SOURCE DATA =
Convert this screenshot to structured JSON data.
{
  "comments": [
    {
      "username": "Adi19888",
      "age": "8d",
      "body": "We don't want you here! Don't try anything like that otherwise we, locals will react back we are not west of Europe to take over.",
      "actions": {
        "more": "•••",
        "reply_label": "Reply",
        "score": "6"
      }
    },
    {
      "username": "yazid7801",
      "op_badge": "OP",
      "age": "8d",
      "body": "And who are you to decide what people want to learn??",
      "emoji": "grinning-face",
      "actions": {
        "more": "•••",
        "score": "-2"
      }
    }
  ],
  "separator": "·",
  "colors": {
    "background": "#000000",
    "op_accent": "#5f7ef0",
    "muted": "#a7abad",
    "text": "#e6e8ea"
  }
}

--

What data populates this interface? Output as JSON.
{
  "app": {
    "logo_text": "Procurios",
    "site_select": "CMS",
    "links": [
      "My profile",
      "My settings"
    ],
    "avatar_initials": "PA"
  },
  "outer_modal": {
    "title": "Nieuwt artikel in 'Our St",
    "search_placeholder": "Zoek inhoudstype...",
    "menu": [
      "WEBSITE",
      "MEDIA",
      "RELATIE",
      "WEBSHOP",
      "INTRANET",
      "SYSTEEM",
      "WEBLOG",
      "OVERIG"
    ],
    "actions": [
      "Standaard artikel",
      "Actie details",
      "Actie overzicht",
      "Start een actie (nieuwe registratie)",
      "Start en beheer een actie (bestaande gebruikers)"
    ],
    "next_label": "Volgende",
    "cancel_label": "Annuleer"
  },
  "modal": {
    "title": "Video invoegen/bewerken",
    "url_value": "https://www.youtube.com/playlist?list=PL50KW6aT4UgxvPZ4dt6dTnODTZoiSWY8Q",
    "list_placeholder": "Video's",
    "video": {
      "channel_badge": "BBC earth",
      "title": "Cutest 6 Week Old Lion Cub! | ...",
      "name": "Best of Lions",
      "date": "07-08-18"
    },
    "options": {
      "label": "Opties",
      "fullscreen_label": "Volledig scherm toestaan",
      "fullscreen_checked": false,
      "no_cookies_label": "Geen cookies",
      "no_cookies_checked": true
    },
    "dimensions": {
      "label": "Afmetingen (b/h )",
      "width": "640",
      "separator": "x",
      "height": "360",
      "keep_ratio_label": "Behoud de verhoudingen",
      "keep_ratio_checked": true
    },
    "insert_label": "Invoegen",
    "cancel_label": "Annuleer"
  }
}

TASK =
Copy each line above where the string "Start" occurs.

SOLUTION BELOW =
      "Start een actie (nieuwe registratie)",
      "Start en beheer een actie (bestaande gebruikers)"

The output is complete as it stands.